──────── DATA FOR PROCESSING

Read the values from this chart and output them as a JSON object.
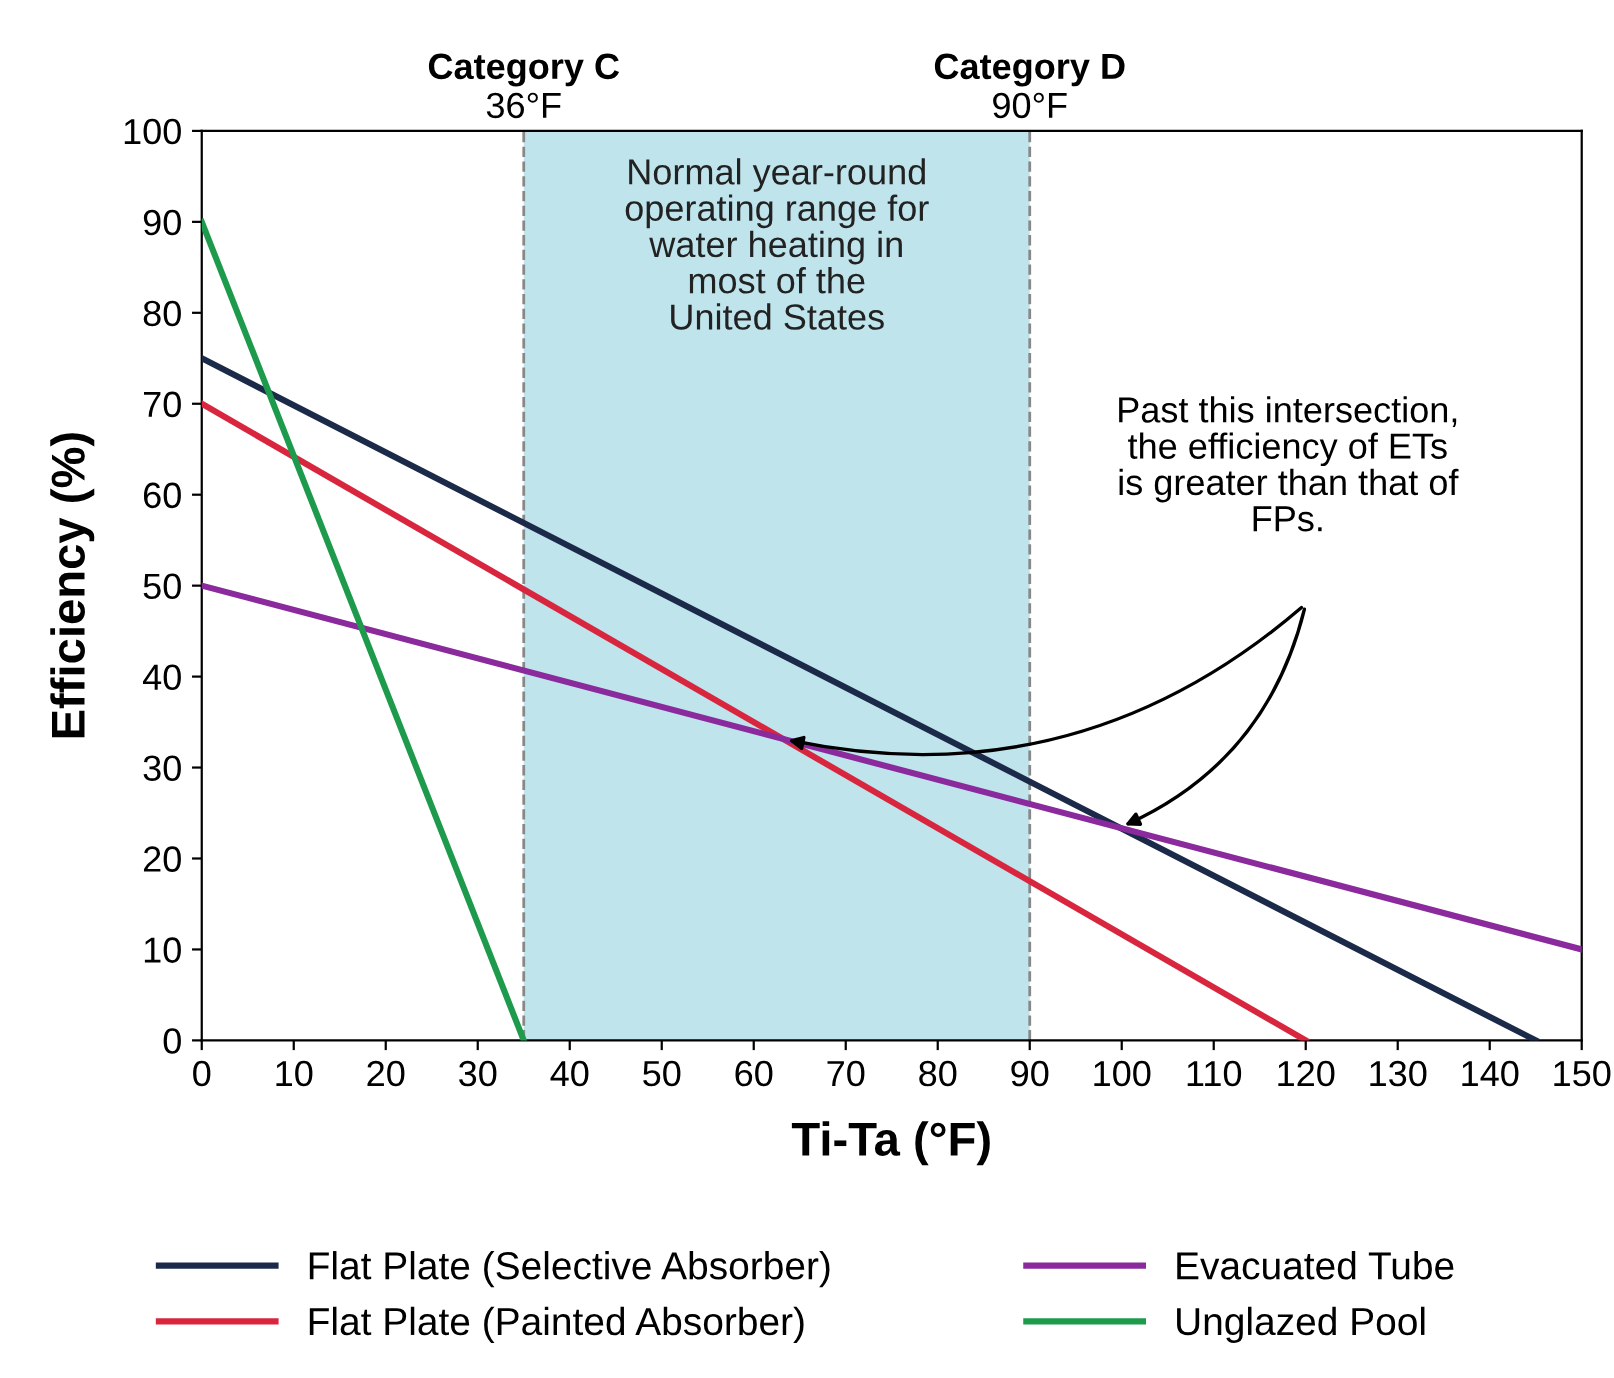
{
  "chart_data": {
    "type": "line",
    "xlabel": "Ti-Ta (°F)",
    "ylabel": "Efficiency (%)",
    "series": [
      {
        "name": "Flat Plate (Selective Absorber)",
        "color": "#1c2a4a",
        "x": [
          0,
          145
        ],
        "values": [
          75,
          0
        ]
      },
      {
        "name": "Flat Plate (Painted Absorber)",
        "color": "#d9263f",
        "x": [
          0,
          120
        ],
        "values": [
          70,
          0
        ]
      },
      {
        "name": "Evacuated Tube",
        "color": "#8a2a9c",
        "x": [
          0,
          150
        ],
        "values": [
          50,
          10
        ]
      },
      {
        "name": "Unglazed Pool",
        "color": "#1d9a4c",
        "x": [
          0,
          35
        ],
        "values": [
          90,
          0
        ]
      }
    ],
    "xlim": [
      0,
      150
    ],
    "ylim": [
      0,
      100
    ],
    "xticks": [
      0,
      10,
      20,
      30,
      40,
      50,
      60,
      70,
      80,
      90,
      100,
      110,
      120,
      130,
      140,
      150
    ],
    "yticks": [
      0,
      10,
      20,
      30,
      40,
      50,
      60,
      70,
      80,
      90,
      100
    ],
    "bands": [
      {
        "axis": "x",
        "from": 35,
        "to": 90,
        "label": "Normal year-round\noperating range for\nwater heating in\nmost of the\nUnited States",
        "color": "#bfe4ec"
      }
    ],
    "ref_lines": [
      {
        "axis": "x",
        "value": 35,
        "label": "Category C\n36°F",
        "color": "#888888",
        "line_style": "dashed"
      },
      {
        "axis": "x",
        "value": 90,
        "label": "Category D\n90°F",
        "color": "#888888",
        "line_style": "dashed"
      }
    ],
    "annotations": [
      "Past this intersection,\nthe efficiency of ETs\nis greater than that of\nFPs."
    ],
    "grid": false,
    "legend": "bottom",
    "marker": "none",
    "line_style": "solid"
  }
}
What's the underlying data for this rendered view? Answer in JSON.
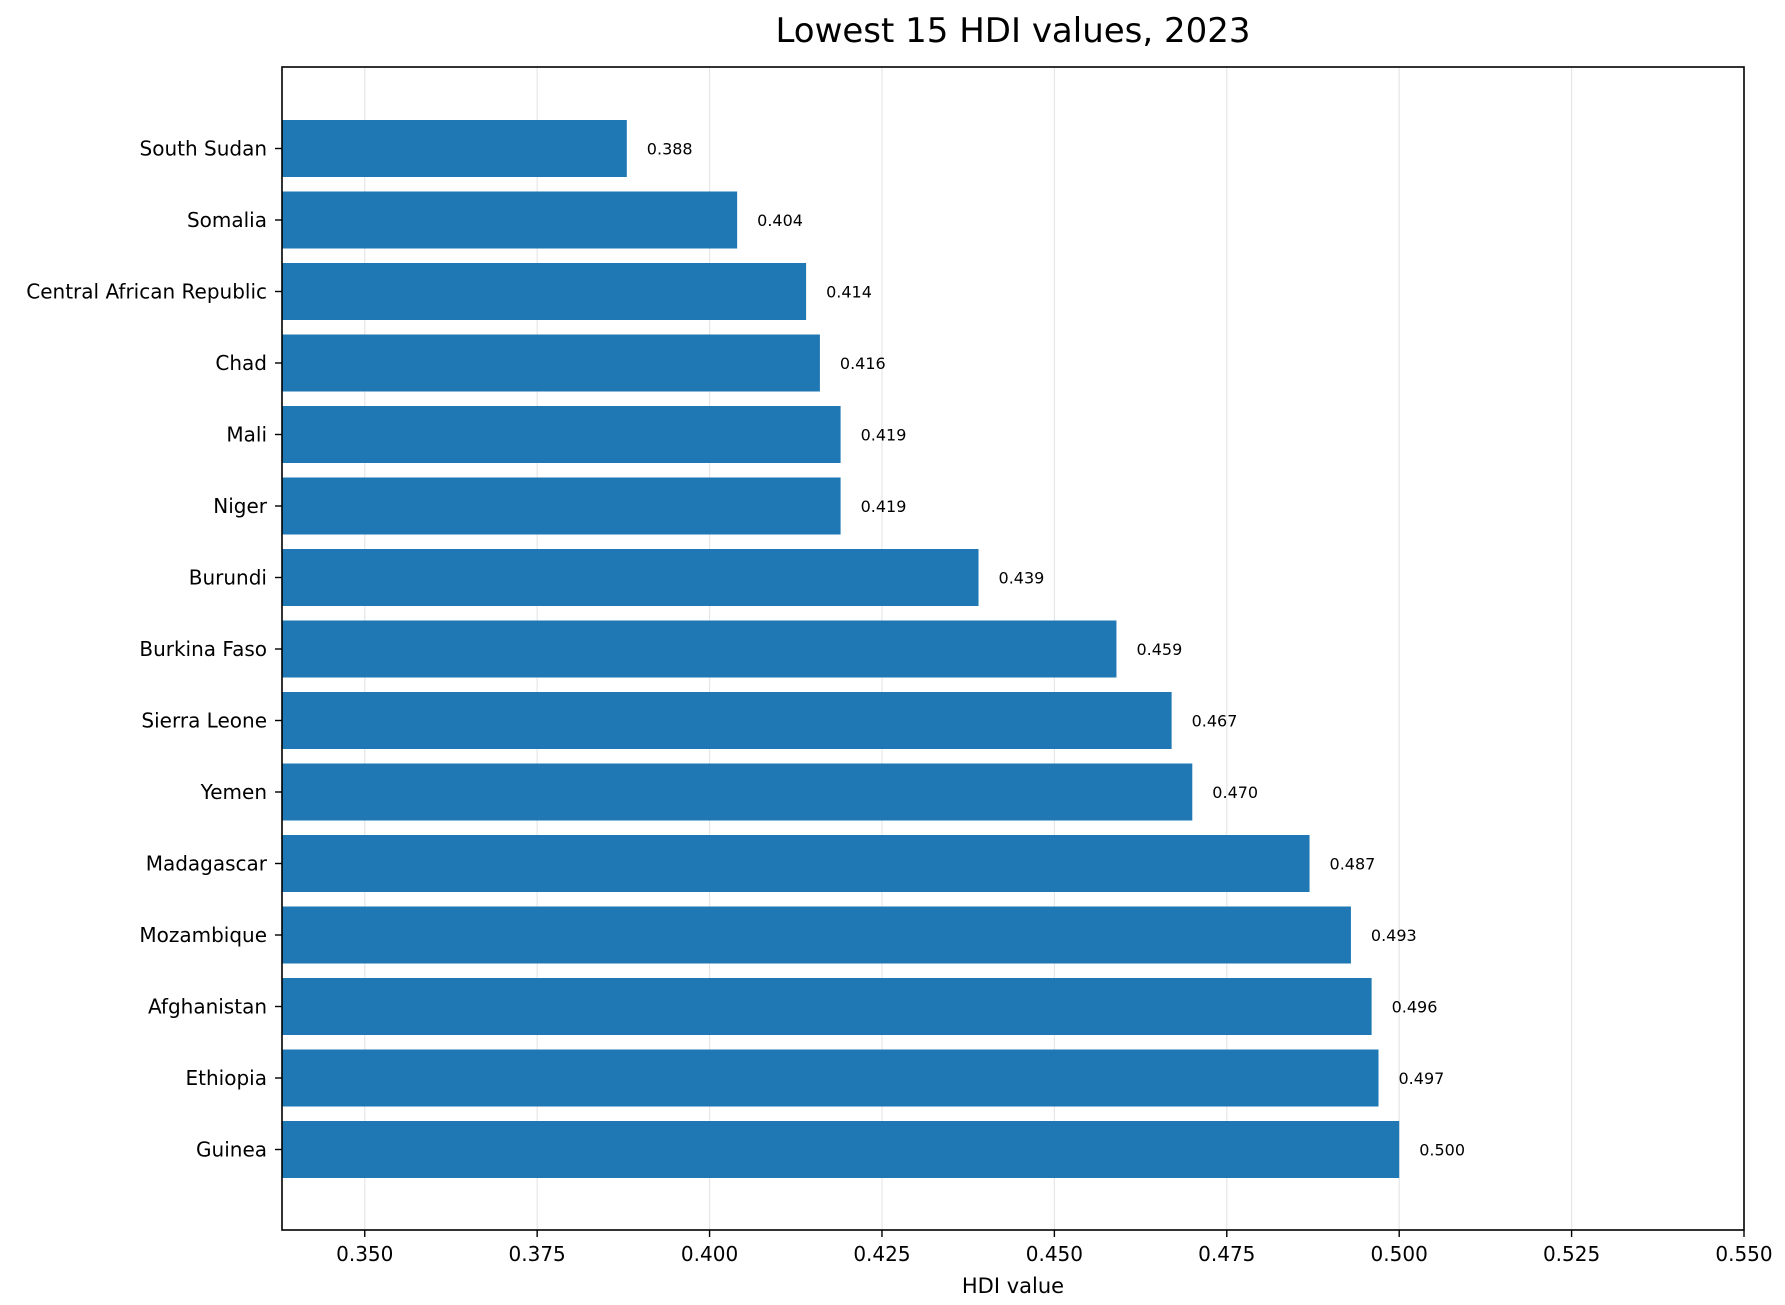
{
  "chart_data": {
    "type": "bar",
    "orientation": "horizontal",
    "title": "Lowest 15 HDI values, 2023",
    "xlabel": "HDI value",
    "ylabel": "",
    "xlim": [
      0.338,
      0.55
    ],
    "xticks": [
      0.35,
      0.375,
      0.4,
      0.425,
      0.45,
      0.475,
      0.5,
      0.525,
      0.55
    ],
    "xtick_labels": [
      "0.350",
      "0.375",
      "0.400",
      "0.425",
      "0.450",
      "0.475",
      "0.500",
      "0.525",
      "0.550"
    ],
    "grid": "x",
    "bar_color": "#1f77b4",
    "categories": [
      "South Sudan",
      "Somalia",
      "Central African Republic",
      "Chad",
      "Mali",
      "Niger",
      "Burundi",
      "Burkina Faso",
      "Sierra Leone",
      "Yemen",
      "Madagascar",
      "Mozambique",
      "Afghanistan",
      "Ethiopia",
      "Guinea"
    ],
    "values": [
      0.388,
      0.404,
      0.414,
      0.416,
      0.419,
      0.419,
      0.439,
      0.459,
      0.467,
      0.47,
      0.487,
      0.493,
      0.496,
      0.497,
      0.5
    ],
    "value_labels": [
      "0.388",
      "0.404",
      "0.414",
      "0.416",
      "0.419",
      "0.419",
      "0.439",
      "0.459",
      "0.467",
      "0.470",
      "0.487",
      "0.493",
      "0.496",
      "0.497",
      "0.500"
    ]
  }
}
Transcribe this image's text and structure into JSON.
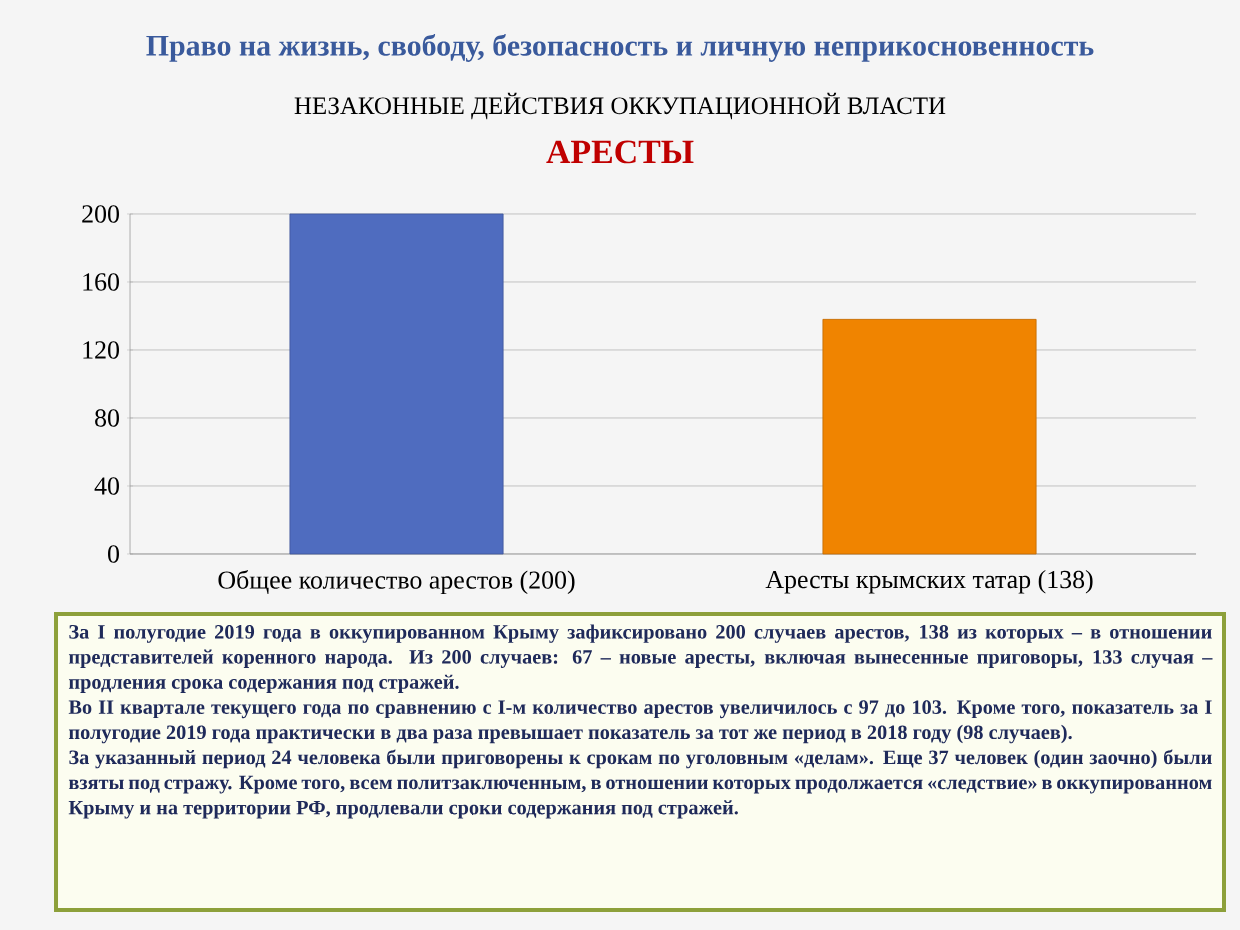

────────────────

Retype the entries word for word. Omit any images.

Read the values from this chart and output them as a JSON object.
{
  "chart_data": {
    "type": "line",
    "xlabel": "Ti-Ta (°F)",
    "ylabel": "Efficiency (%)",
    "series": [
      {
        "name": "Flat Plate (Selective Absorber)",
        "color": "#1c2a4a",
        "x": [
          0,
          145
        ],
        "values": [
          75,
          0
        ]
      },
      {
        "name": "Flat Plate (Painted Absorber)",
        "color": "#d9263f",
        "x": [
          0,
          120
        ],
        "values": [
          70,
          0
        ]
      },
      {
        "name": "Evacuated Tube",
        "color": "#8a2a9c",
        "x": [
          0,
          150
        ],
        "values": [
          50,
          10
        ]
      },
      {
        "name": "Unglazed Pool",
        "color": "#1d9a4c",
        "x": [
          0,
          35
        ],
        "values": [
          90,
          0
        ]
      }
    ],
    "xlim": [
      0,
      150
    ],
    "ylim": [
      0,
      100
    ],
    "xticks": [
      0,
      10,
      20,
      30,
      40,
      50,
      60,
      70,
      80,
      90,
      100,
      110,
      120,
      130,
      140,
      150
    ],
    "yticks": [
      0,
      10,
      20,
      30,
      40,
      50,
      60,
      70,
      80,
      90,
      100
    ],
    "bands": [
      {
        "axis": "x",
        "from": 35,
        "to": 90,
        "label": "Normal year-round\noperating range for\nwater heating in\nmost of the\nUnited States",
        "color": "#bfe4ec"
      }
    ],
    "ref_lines": [
      {
        "axis": "x",
        "value": 35,
        "label": "Category C\n36°F",
        "color": "#888888",
        "line_style": "dashed"
      },
      {
        "axis": "x",
        "value": 90,
        "label": "Category D\n90°F",
        "color": "#888888",
        "line_style": "dashed"
      }
    ],
    "annotations": [
      "Past this intersection,\nthe efficiency of ETs\nis greater than that of\nFPs."
    ],
    "grid": false,
    "legend": "bottom",
    "marker": "none",
    "line_style": "solid"
  }
}
What's the underlying data for this rendered view? Answer in JSON.
{
  "chart_data": {
    "type": "bar",
    "orientation": "horizontal",
    "title": "Lowest 15 HDI values, 2023",
    "xlabel": "HDI value",
    "ylabel": "",
    "xlim": [
      0.338,
      0.55
    ],
    "xticks": [
      0.35,
      0.375,
      0.4,
      0.425,
      0.45,
      0.475,
      0.5,
      0.525,
      0.55
    ],
    "xtick_labels": [
      "0.350",
      "0.375",
      "0.400",
      "0.425",
      "0.450",
      "0.475",
      "0.500",
      "0.525",
      "0.550"
    ],
    "grid": "x",
    "bar_color": "#1f77b4",
    "categories": [
      "South Sudan",
      "Somalia",
      "Central African Republic",
      "Chad",
      "Mali",
      "Niger",
      "Burundi",
      "Burkina Faso",
      "Sierra Leone",
      "Yemen",
      "Madagascar",
      "Mozambique",
      "Afghanistan",
      "Ethiopia",
      "Guinea"
    ],
    "values": [
      0.388,
      0.404,
      0.414,
      0.416,
      0.419,
      0.419,
      0.439,
      0.459,
      0.467,
      0.47,
      0.487,
      0.493,
      0.496,
      0.497,
      0.5
    ],
    "value_labels": [
      "0.388",
      "0.404",
      "0.414",
      "0.416",
      "0.419",
      "0.419",
      "0.439",
      "0.459",
      "0.467",
      "0.470",
      "0.487",
      "0.493",
      "0.496",
      "0.497",
      "0.500"
    ]
  }
}
Transcribe this image's text and structure into JSON.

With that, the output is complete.